--- START Information provided ---

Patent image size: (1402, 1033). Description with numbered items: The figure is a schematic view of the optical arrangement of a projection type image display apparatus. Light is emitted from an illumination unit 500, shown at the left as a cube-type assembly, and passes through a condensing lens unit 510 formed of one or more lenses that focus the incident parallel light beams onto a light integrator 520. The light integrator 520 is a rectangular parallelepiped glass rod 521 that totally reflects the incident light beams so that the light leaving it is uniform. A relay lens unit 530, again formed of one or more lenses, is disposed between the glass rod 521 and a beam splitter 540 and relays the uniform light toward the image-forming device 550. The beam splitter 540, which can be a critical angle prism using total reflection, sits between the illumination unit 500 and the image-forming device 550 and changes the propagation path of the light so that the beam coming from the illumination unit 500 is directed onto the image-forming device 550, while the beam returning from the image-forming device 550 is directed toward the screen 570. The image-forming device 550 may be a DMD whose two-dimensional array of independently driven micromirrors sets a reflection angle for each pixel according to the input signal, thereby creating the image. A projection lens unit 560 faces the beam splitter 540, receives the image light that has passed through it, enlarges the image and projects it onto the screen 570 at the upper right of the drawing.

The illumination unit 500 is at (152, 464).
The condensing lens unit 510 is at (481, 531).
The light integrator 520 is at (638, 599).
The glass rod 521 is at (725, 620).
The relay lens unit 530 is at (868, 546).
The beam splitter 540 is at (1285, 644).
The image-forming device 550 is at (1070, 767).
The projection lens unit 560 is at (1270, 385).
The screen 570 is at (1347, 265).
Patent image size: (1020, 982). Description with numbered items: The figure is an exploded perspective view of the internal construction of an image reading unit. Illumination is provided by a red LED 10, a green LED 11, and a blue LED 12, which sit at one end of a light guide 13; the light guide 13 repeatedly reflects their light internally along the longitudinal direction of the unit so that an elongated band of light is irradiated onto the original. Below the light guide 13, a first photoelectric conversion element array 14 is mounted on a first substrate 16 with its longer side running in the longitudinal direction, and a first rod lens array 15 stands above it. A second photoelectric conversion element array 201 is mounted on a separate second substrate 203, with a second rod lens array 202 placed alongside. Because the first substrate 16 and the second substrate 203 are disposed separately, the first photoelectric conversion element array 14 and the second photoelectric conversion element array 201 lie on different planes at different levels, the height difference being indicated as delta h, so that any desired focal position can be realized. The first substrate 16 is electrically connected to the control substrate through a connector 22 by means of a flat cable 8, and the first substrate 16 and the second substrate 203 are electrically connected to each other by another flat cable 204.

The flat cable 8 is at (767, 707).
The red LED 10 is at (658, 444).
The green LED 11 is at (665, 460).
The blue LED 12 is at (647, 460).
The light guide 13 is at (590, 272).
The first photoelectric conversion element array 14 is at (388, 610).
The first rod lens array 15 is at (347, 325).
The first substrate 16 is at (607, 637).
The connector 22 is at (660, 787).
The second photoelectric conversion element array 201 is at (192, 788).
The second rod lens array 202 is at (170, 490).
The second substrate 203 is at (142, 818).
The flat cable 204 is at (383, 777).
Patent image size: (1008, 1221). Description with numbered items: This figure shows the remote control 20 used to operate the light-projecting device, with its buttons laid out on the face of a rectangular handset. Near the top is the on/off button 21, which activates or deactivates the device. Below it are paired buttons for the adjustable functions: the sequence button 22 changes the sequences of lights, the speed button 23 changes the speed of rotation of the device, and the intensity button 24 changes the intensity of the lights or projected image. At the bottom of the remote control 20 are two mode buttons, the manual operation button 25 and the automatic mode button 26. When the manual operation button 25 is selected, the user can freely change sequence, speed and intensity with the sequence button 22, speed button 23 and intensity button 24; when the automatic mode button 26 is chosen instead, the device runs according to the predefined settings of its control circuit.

--- END Information provided ---

■ **Work instructions**: Turn every non-blank line of the records above into a Markdown table with two columns, Row and Line, numbering the rows in order.

■ **Exercise output**:
| Row | Line |
|---|---|
| 1 | Patent image size: (1402, 1033). Description with numbered items: The figure is a schematic view of the optical arrangement of a projection type image display apparatus. Light is emitted from an illumination unit 500, shown at the left as a cube-type assembly, and passes through a condensing lens unit 510 formed of one or more lenses that focus the incident parallel light beams onto a light integrator 520. The light integrator 520 is a rectangular parallelepiped glass rod 521 that totally reflects the incident light beams so that the light leaving it is uniform. A relay lens unit 530, again formed of one or more lenses, is disposed between the glass rod 521 and a beam splitter 540 and relays the uniform light toward the image-forming device 550. The beam splitter 540, which can be a critical angle prism using total reflection, sits between the illumination unit 500 and the image-forming device 550 and changes the propagation path of the light so that the beam coming from the illumination unit 500 is directed onto the image-forming device 550, while the beam returning from the image-forming device 550 is directed toward the screen 570. The image-forming device 550 may be a DMD whose two-dimensional array of independently driven micromirrors sets a reflection angle for each pixel according to the input signal, thereby creating the image. A projection lens unit 560 faces the beam splitter 540, receives the image light that has passed through it, enlarges the image and projects it onto the screen 570 at the upper right of the drawing. |
| 2 | The illumination unit 500 is at (152, 464). |
| 3 | The condensing lens unit 510 is at (481, 531). |
| 4 | The light integrator 520 is at (638, 599). |
| 5 | The glass rod 521 is at (725, 620). |
| 6 | The relay lens unit 530 is at (868, 546). |
| 7 | The beam splitter 540 is at (1285, 644). |
| 8 | The image-forming device 550 is at (1070, 767). |
| 9 | The projection lens unit 560 is at (1270, 385). |
| 10 | The screen 570 is at (1347, 265). |
| 11 | Patent image size: (1020, 982). Description with numbered items: The figure is an exploded perspective view of the internal construction of an image reading unit. Illumination is provided by a red LED 10, a green LED 11, and a blue LED 12, which sit at one end of a light guide 13; the light guide 13 repeatedly reflects their light internally along the longitudinal direction of the unit so that an elongated band of light is irradiated onto the original. Below the light guide 13, a first photoelectric conversion element array 14 is mounted on a first substrate 16 with its longer side running in the longitudinal direction, and a first rod lens array 15 stands above it. A second photoelectric conversion element array 201 is mounted on a separate second substrate 203, with a second rod lens array 202 placed alongside. Because the first substrate 16 and the second substrate 203 are disposed separately, the first photoelectric conversion element array 14 and the second photoelectric conversion element array 201 lie on different planes at different levels, the height difference being indicated as delta h, so that any desired focal position can be realized. The first substrate 16 is electrically connected to the control substrate through a connector 22 by means of a flat cable 8, and the first substrate 16 and the second substrate 203 are electrically connected to each other by another flat cable 204. |
| 12 | The flat cable 8 is at (767, 707). |
| 13 | The red LED 10 is at (658, 444). |
| 14 | The green LED 11 is at (665, 460). |
| 15 | The blue LED 12 is at (647, 460). |
| 16 | The light guide 13 is at (590, 272). |
| 17 | The first photoelectric conversion element array 14 is at (388, 610). |
| 18 | The first rod lens array 15 is at (347, 325). |
| 19 | The first substrate 16 is at (607, 637). |
| 20 | The connector 22 is at (660, 787). |
| 21 | The second photoelectric conversion element array 201 is at (192, 788). |
| 22 | The second rod lens array 202 is at (170, 490). |
| 23 | The second substrate 203 is at (142, 818). |
| 24 | The flat cable 204 is at (383, 777). |
| 25 | Patent image size: (1008, 1221). Description with numbered items: This figure shows the remote control 20 used to operate the light-projecting device, with its buttons laid out on the face of a rectangular handset. Near the top is the on/off button 21, which activates or deactivates the device. Below it are paired buttons for the adjustable functions: the sequence button 22 changes the sequences of lights, the speed button 23 changes the speed of rotation of the device, and the intensity button 24 changes the intensity of the lights or projected image. At the bottom of the remote control 20 are two mode buttons, the manual operation button 25 and the automatic mode button 26. When the manual operation button 25 is selected, the user can freely change sequence, speed and intensity with the sequence button 22, speed button 23 and intensity button 24; when the automatic mode button 26 is chosen instead, the device runs according to the predefined settings of its control circuit. |